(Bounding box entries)

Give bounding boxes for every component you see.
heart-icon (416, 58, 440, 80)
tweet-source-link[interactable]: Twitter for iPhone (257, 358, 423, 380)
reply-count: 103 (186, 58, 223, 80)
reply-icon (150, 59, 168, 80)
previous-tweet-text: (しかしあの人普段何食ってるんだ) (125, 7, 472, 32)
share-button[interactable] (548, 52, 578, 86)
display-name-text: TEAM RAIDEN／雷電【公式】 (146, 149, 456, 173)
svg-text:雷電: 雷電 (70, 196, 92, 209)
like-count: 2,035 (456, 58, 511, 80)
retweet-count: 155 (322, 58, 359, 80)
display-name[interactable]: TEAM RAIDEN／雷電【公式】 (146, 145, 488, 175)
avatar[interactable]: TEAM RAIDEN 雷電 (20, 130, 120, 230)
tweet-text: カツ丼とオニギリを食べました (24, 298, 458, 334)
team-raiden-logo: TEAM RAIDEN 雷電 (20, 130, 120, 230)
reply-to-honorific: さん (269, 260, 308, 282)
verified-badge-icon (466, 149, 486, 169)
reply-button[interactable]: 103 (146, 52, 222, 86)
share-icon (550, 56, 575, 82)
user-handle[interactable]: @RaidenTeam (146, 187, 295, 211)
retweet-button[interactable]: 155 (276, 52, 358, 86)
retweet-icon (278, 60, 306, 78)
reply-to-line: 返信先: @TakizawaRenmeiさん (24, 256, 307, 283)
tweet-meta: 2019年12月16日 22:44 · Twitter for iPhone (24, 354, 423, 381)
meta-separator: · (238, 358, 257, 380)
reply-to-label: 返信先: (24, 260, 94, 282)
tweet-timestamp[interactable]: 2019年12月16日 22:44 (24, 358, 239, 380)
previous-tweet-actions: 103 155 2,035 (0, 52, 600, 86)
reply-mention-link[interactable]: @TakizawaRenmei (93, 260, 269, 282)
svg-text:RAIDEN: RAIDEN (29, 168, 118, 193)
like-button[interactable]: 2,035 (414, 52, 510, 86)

Requirements:
Copy every line of the data above character for character, keeping the original order.

Reply to the task:
Give bounding boxes for every component you see.
heart-icon (416, 58, 440, 80)
tweet-source-link[interactable]: Twitter for iPhone (257, 358, 423, 380)
reply-count: 103 (186, 58, 223, 80)
reply-icon (150, 59, 168, 80)
previous-tweet-text: (しかしあの人普段何食ってるんだ) (125, 7, 472, 32)
share-button[interactable] (548, 52, 578, 86)
display-name-text: TEAM RAIDEN／雷電【公式】 (146, 149, 456, 173)
svg-text:雷電: 雷電 (70, 196, 92, 209)
like-count: 2,035 (456, 58, 511, 80)
retweet-count: 155 (322, 58, 359, 80)
display-name[interactable]: TEAM RAIDEN／雷電【公式】 (146, 145, 488, 175)
avatar[interactable]: TEAM RAIDEN 雷電 (20, 130, 120, 230)
tweet-text: カツ丼とオニギリを食べました (24, 298, 458, 334)
team-raiden-logo: TEAM RAIDEN 雷電 (20, 130, 120, 230)
reply-to-honorific: さん (269, 260, 308, 282)
verified-badge-icon (466, 149, 486, 169)
reply-button[interactable]: 103 (146, 52, 222, 86)
share-icon (550, 56, 575, 82)
user-handle[interactable]: @RaidenTeam (146, 187, 295, 211)
retweet-button[interactable]: 155 (276, 52, 358, 86)
retweet-icon (278, 60, 306, 78)
reply-to-line: 返信先: @TakizawaRenmeiさん (24, 256, 307, 283)
tweet-meta: 2019年12月16日 22:44 · Twitter for iPhone (24, 354, 423, 381)
meta-separator: · (238, 358, 257, 380)
reply-to-label: 返信先: (24, 260, 94, 282)
tweet-timestamp[interactable]: 2019年12月16日 22:44 (24, 358, 239, 380)
previous-tweet-actions: 103 155 2,035 (0, 52, 600, 86)
reply-mention-link[interactable]: @TakizawaRenmei (93, 260, 269, 282)
svg-text:RAIDEN: RAIDEN (29, 168, 118, 193)
like-button[interactable]: 2,035 (414, 52, 510, 86)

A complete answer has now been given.